STORED DATA
*-*-*

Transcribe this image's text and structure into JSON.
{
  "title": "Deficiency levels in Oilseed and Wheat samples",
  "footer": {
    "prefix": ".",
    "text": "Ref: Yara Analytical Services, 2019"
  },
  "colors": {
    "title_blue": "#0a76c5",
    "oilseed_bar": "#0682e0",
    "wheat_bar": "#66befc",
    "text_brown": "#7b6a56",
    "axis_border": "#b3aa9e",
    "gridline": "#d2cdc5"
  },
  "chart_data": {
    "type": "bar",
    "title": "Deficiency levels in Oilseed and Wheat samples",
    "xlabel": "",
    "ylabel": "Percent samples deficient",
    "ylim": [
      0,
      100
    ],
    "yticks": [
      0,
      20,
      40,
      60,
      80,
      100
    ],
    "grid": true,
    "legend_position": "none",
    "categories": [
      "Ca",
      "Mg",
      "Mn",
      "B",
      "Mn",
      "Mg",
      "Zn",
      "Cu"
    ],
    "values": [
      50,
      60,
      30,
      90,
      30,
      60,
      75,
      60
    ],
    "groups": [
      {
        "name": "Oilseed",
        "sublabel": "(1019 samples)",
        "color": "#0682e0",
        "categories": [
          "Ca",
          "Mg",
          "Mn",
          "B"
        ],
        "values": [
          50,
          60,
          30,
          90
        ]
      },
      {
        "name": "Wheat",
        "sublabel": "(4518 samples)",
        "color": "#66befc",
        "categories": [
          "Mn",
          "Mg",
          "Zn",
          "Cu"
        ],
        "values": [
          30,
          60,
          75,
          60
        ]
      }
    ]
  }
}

*-*-*

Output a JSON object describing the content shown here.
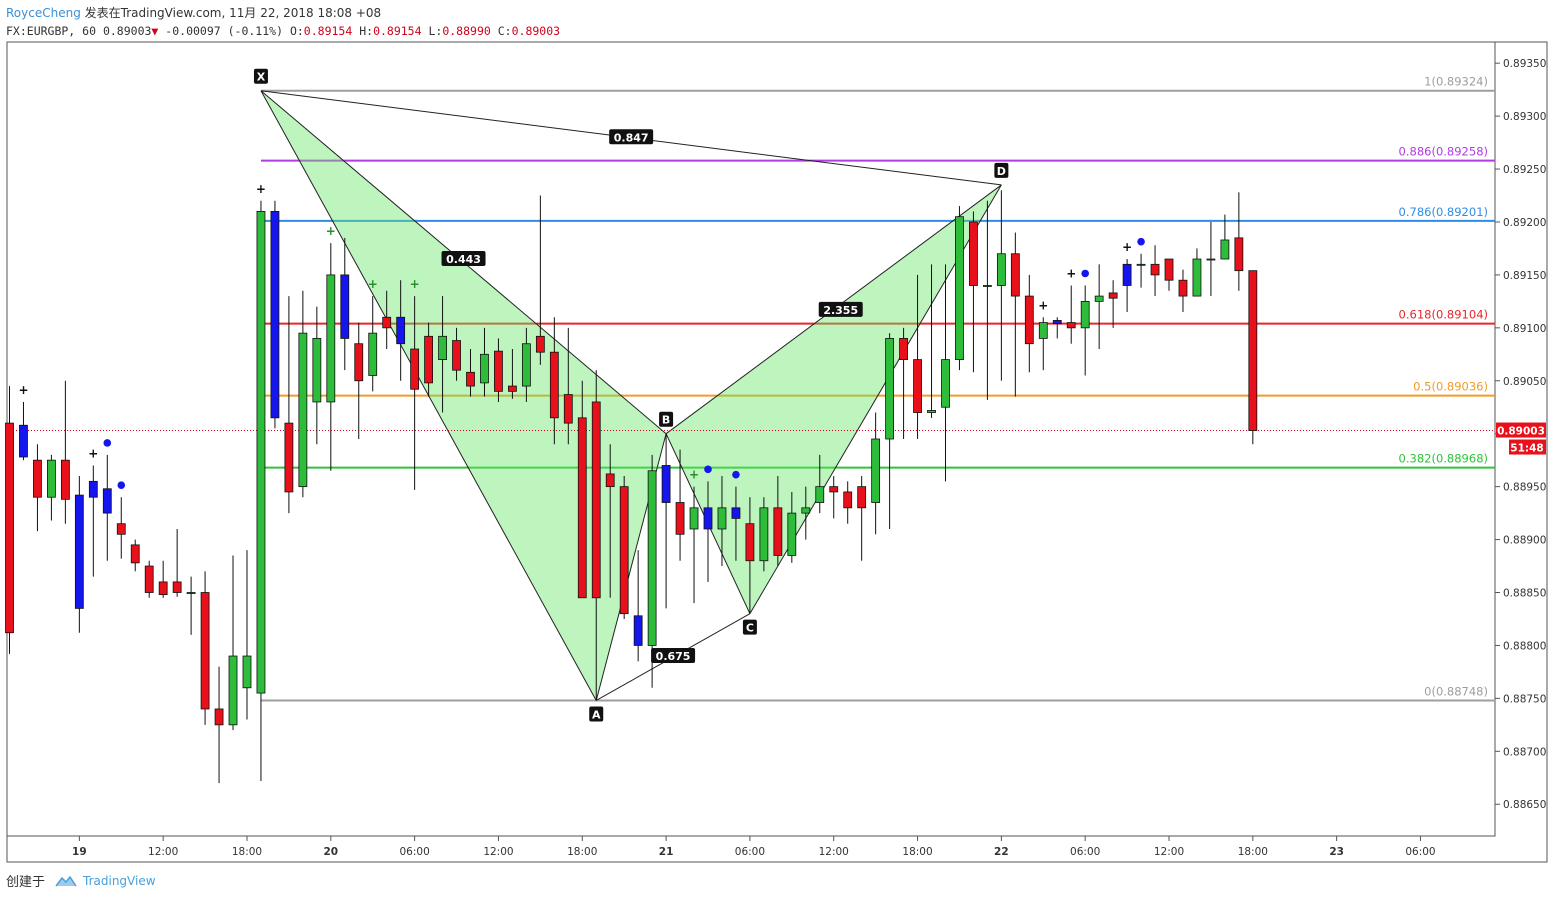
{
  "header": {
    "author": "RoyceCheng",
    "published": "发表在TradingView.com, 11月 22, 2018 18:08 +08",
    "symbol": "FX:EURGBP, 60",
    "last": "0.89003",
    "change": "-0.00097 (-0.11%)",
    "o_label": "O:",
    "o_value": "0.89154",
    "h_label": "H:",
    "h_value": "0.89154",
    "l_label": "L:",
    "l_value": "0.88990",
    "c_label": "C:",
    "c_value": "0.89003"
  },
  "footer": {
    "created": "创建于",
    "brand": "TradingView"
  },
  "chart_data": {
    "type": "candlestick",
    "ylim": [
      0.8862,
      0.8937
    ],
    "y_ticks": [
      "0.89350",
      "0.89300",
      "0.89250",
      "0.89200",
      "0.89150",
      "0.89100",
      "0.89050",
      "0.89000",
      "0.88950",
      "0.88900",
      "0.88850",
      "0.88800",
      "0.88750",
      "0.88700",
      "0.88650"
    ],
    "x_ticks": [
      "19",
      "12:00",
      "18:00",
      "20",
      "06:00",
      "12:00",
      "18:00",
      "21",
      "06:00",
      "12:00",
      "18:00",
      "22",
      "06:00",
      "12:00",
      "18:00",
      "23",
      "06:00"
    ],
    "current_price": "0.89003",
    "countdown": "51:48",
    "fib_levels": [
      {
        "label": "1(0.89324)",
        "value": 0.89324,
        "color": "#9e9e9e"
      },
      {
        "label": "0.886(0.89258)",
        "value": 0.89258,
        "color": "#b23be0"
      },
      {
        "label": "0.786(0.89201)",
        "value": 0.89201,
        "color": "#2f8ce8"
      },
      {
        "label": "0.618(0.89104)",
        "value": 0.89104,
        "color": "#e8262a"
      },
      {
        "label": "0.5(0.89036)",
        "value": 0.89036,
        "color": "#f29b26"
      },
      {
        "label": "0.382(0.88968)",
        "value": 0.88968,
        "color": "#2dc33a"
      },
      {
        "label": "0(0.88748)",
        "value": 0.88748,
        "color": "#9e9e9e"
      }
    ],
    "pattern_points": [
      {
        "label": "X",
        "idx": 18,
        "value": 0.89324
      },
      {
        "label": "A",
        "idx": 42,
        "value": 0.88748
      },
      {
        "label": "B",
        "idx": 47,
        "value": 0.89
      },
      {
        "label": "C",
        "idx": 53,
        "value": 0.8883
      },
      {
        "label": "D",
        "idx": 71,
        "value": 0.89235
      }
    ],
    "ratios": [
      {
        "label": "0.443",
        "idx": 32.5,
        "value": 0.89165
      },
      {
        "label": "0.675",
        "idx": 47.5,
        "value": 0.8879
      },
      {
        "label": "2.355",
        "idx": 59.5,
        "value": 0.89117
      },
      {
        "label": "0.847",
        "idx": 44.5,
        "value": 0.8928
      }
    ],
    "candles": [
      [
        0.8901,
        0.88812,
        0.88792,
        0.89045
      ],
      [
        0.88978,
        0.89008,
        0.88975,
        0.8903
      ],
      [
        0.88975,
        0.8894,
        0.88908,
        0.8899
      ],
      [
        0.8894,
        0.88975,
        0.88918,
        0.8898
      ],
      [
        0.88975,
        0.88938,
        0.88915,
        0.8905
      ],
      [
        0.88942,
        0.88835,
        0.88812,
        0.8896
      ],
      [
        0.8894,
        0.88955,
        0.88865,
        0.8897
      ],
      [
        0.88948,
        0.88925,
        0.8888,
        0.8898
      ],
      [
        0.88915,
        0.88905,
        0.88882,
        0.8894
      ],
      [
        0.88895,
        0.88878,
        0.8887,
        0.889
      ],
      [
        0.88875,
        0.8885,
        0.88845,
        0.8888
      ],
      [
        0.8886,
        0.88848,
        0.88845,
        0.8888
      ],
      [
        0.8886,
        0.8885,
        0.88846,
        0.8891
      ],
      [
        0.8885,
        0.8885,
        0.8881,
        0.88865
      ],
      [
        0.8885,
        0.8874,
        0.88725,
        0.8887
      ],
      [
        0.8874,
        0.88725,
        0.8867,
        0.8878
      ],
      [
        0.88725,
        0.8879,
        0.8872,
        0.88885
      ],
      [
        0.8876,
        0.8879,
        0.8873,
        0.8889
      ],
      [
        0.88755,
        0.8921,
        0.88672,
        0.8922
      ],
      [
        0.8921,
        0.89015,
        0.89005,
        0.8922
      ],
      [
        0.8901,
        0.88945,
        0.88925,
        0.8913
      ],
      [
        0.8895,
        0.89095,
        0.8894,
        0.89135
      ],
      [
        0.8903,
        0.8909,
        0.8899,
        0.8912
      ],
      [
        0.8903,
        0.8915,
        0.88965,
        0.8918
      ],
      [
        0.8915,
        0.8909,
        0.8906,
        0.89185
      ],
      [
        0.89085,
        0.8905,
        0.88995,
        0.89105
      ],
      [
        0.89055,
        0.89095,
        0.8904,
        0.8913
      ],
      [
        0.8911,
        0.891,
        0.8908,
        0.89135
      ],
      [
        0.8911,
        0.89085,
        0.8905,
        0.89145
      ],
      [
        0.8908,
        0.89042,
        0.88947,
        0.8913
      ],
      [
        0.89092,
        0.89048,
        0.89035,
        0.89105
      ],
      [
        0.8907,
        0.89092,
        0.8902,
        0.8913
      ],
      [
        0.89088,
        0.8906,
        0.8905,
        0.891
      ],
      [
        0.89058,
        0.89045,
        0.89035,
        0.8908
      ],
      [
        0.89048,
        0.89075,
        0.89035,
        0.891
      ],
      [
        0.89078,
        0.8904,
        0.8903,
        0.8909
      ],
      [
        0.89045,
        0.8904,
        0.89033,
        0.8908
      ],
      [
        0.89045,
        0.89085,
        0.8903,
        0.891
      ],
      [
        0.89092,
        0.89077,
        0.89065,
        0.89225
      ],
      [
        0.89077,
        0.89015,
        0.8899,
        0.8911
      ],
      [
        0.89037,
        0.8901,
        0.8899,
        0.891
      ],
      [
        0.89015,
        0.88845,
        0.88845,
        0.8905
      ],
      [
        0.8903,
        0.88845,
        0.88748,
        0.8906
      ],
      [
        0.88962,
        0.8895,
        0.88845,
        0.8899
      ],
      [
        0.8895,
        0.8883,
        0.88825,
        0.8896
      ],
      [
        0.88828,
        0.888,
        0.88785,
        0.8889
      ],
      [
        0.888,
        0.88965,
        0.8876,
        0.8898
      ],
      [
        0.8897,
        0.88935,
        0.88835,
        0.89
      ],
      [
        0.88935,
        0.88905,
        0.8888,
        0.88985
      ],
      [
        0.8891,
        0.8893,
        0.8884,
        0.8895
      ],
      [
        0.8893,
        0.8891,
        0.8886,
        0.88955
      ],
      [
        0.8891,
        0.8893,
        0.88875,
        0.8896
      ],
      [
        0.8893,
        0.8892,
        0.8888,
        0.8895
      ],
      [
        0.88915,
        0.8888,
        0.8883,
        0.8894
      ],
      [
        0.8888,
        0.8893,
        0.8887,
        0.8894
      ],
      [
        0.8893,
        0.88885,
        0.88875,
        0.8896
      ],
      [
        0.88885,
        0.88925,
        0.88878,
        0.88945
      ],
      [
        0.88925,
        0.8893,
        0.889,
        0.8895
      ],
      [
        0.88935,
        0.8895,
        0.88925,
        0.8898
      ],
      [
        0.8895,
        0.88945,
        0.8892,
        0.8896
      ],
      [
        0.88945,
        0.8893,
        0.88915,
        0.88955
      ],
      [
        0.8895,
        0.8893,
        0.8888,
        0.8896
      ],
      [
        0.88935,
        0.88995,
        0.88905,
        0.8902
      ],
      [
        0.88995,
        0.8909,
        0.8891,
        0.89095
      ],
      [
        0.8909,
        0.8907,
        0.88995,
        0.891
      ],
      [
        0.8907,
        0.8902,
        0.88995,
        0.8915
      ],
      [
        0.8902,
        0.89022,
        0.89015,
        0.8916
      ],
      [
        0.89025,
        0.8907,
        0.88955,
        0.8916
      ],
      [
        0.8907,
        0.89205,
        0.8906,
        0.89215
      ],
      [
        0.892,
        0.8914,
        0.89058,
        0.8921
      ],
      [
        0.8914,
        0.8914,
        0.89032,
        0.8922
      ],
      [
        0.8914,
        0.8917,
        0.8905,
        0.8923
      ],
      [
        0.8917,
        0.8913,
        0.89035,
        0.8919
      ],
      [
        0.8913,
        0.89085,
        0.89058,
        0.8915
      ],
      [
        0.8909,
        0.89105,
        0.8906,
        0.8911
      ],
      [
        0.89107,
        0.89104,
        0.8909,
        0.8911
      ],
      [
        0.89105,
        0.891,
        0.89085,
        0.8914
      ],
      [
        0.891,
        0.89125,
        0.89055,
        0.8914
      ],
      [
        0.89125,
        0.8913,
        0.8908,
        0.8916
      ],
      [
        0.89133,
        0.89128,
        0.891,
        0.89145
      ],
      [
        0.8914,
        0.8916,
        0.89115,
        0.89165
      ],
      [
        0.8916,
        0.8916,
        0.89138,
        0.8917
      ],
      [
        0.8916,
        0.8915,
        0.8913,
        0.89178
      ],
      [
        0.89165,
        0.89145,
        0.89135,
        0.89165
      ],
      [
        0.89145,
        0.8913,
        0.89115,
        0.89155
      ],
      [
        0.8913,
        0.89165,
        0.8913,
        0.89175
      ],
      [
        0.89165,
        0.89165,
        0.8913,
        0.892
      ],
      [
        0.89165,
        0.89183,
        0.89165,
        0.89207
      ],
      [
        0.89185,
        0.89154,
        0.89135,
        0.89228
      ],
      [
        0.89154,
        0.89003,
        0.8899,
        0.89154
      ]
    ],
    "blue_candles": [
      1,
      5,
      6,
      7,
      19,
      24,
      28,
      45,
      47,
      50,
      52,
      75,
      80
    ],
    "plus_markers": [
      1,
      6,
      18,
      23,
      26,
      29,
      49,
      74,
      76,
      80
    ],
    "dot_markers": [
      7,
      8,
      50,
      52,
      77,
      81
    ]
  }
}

*-*-*

BRIEF
Collect every line above that contains the word "JSON".

ANSWER TO THE PROBLEM
Transcribe this image's text and structure into JSON.
Output a JSON object describing the content shown here.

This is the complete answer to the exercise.